Cooking Time: 30 minutes
Preparation Time: 15 minutes
Total Time: 45 minutes
Servings: 6


Description: Delight in this creamy and aromatic asparagus soup that effortlessly combines the vibrant flavors of fresh asparagus with the richness of pistachios and pine nuts. Perfectly seasoned with saffron and fresh parsley, this recipe is a sophisticated choice for any meal. Ideal for a cozy night in or as a delightful starter for a special occasion, this soup is sure to be a hit. Enjoy making and sharing this delectable dish from Love With Recipes!


Ingredients:

  • 4 1/2 to 5 cups vegetable broth
  • 1/4 cup chicken broth
  • 1/3 teaspoon saffron threads
  • 3 1/2 tablespoons pistachios
  • 1 tablespoon pine nuts
  • 1/2 pound asparagus, trimmed and cut into 2-inch pieces (reserving tips separately)
  • 1 russet potato, peeled and cut into 1/2-inch cubes (about 1 1/2 cups)
  • 1/4 cup margarine
  • 1/2 cup fresh flat-leaf parsley, chopped
  • Fresh ground black pepper to taste
  • Salt to taste

Instructions:

  1. Prepare the Saffron Infusion: Begin by bringing 1/2 cup of vegetable broth to a boil in a small saucepan. Remove the pan from the heat and stir in the saffron threads. Allow the saffron to steep in the hot broth, stirring occasionally, for about 15 minutes. This will extract the vibrant color and rich flavor of the saffron.

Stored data
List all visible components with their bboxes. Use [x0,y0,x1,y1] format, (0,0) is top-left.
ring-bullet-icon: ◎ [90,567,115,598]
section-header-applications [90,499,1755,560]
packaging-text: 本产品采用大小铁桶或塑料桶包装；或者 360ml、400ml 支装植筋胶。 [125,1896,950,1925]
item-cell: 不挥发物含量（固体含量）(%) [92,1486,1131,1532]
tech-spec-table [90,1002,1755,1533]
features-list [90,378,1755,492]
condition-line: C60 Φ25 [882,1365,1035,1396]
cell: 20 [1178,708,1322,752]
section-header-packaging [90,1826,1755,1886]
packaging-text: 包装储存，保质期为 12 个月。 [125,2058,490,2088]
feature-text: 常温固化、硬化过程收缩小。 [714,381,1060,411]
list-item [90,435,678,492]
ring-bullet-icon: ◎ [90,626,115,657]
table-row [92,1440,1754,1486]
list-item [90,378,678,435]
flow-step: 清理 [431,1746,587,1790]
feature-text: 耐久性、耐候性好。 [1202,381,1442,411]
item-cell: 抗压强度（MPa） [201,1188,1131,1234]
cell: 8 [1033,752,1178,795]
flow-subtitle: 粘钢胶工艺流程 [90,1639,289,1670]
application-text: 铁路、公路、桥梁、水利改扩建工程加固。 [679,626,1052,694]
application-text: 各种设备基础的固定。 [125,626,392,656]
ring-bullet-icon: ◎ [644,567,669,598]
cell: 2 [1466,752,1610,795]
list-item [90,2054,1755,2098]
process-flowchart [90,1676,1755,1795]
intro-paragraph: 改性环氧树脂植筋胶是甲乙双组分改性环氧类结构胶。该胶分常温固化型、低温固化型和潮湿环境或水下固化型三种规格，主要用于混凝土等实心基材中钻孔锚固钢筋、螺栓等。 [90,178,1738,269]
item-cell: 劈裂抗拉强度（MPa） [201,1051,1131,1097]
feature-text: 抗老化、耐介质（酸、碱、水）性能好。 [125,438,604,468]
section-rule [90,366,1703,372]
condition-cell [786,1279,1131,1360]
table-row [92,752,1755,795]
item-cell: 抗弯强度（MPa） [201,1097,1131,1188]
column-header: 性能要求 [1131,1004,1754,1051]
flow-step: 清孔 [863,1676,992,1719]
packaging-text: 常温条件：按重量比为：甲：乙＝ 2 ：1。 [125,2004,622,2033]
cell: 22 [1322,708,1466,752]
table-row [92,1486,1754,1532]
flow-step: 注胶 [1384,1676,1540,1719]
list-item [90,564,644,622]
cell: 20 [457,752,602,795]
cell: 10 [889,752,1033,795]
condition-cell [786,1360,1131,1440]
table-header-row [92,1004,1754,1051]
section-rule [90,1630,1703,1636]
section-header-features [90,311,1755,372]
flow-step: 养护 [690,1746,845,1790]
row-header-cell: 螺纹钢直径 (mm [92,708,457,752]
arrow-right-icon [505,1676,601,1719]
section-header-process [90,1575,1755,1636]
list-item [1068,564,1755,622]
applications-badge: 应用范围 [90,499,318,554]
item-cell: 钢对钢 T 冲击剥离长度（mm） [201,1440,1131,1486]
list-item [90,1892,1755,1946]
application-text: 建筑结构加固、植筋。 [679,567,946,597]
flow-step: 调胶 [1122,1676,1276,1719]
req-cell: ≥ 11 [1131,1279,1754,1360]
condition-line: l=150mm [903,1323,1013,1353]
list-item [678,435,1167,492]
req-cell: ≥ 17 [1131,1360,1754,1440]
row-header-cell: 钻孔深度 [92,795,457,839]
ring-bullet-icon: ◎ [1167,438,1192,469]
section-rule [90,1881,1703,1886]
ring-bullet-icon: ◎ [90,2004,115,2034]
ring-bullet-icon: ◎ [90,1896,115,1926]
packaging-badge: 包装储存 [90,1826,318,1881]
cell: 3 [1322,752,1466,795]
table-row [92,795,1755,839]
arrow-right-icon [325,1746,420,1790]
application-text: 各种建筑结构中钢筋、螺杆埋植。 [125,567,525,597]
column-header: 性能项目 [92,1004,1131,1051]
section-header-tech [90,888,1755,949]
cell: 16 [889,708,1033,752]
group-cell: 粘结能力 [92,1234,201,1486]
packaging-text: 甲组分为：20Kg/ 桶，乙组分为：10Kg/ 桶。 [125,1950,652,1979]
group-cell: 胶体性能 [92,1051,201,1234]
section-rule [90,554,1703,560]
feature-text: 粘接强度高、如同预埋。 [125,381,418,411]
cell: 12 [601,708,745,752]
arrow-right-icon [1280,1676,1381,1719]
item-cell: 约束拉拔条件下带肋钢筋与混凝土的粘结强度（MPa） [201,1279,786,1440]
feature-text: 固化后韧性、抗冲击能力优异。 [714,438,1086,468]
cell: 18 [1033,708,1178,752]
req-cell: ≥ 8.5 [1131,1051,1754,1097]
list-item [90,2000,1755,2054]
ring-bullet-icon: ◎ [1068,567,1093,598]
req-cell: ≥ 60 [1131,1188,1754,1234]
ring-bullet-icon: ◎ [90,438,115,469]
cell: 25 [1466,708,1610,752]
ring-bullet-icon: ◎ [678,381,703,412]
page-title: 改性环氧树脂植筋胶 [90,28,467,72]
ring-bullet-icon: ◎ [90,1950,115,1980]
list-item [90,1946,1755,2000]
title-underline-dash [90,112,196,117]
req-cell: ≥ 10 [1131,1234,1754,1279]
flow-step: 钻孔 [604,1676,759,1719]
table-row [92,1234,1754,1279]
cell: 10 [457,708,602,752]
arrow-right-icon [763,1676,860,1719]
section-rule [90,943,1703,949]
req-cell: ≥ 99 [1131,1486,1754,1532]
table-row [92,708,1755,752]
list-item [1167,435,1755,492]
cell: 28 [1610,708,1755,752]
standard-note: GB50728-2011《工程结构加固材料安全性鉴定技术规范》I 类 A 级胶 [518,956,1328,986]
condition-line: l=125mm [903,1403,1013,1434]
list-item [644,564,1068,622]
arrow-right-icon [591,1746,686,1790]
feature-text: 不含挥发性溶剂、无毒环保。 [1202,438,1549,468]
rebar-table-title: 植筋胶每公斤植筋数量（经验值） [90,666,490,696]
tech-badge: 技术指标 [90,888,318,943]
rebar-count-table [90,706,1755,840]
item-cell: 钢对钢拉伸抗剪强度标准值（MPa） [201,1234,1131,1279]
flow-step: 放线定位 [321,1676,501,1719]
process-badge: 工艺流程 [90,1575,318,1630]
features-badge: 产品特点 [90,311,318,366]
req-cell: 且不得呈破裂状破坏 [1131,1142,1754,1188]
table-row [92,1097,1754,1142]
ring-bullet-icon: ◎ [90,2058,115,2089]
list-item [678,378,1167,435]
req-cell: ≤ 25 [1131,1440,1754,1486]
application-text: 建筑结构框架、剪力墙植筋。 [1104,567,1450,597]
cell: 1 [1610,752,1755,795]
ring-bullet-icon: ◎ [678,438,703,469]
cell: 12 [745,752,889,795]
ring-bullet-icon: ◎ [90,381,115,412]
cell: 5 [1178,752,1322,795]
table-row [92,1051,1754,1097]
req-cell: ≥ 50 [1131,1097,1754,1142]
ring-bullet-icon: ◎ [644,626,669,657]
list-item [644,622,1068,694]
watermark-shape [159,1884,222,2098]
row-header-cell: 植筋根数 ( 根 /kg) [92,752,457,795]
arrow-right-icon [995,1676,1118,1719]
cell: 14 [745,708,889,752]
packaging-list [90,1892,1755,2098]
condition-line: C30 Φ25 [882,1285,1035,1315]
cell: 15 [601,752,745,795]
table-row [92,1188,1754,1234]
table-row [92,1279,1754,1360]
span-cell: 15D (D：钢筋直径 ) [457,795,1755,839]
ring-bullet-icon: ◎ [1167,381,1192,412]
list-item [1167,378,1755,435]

WORK TO COMPLETE |
A: In the asparagus soup recipe, how long should the saffron steep in the hot broth?
B: Copy word for word the part of the asparagus soup recipe starting at "Cooking Time: 30" and ending at "Love With Recipes!".
C: Resume the asparagus soup recipe from where it stops.

ANSWERS |
A: About 15 minutes.

B:
Cooking Time: 30 minutes
Preparation Time: 15 minutes
Total Time: 45 minutes
Servings: 6


Description: Delight in this creamy and aromatic asparagus soup that effortlessly combines the vibrant flavors of fresh asparagus with the richness of pistachios and pine nuts. Perfectly seasoned with saffron and fresh parsley, this recipe is a sophisticated choice for any meal. Ideal for a cozy night in or as a delightful starter for a special occasion, this soup is sure to be a hit. Enjoy making and sharing this delectable dish from Love With Recipes!

C:
  2. Toast the Nuts: In a dry heavy skillet over moderate heat, toast the pistachios and pine nuts, stirring frequently until they become fragrant. Be careful not to burn them. Once toasted, remove from heat and let them cool slightly before chopping them finely.

  3. Blanch the Asparagus Tips: Trim the asparagus and cut it into 2-inch pieces, keeping the tips separate. Prepare a large bowl of ice water. In a large saucepan, bring salted water to a boil. Blanch the asparagus tips for 2 minutes or until they are crisp-tender. Use a slotted spoon to transfer the tips to the bowl of ice water to halt the cooking process. Once cooled, drain the tips well and pat them dry.

  4. Cook the Asparagus and Potato: Peel the russet potato and cut it into 1/2-inch cubes, measuring out approximately 1 1/2 cups. In a 4-quart kettle or large saucepan, melt the margarine over moderate heat. Add the asparagus stalks and cook, stirring frequently, for about 3 minutes. Stir in the cubed potato, saffron infusion, and 4 cups of vegetable broth. Bring the mixture to a simmer, cover, and cook until the vegetables are very tender but not falling apart, approximately 20 minutes.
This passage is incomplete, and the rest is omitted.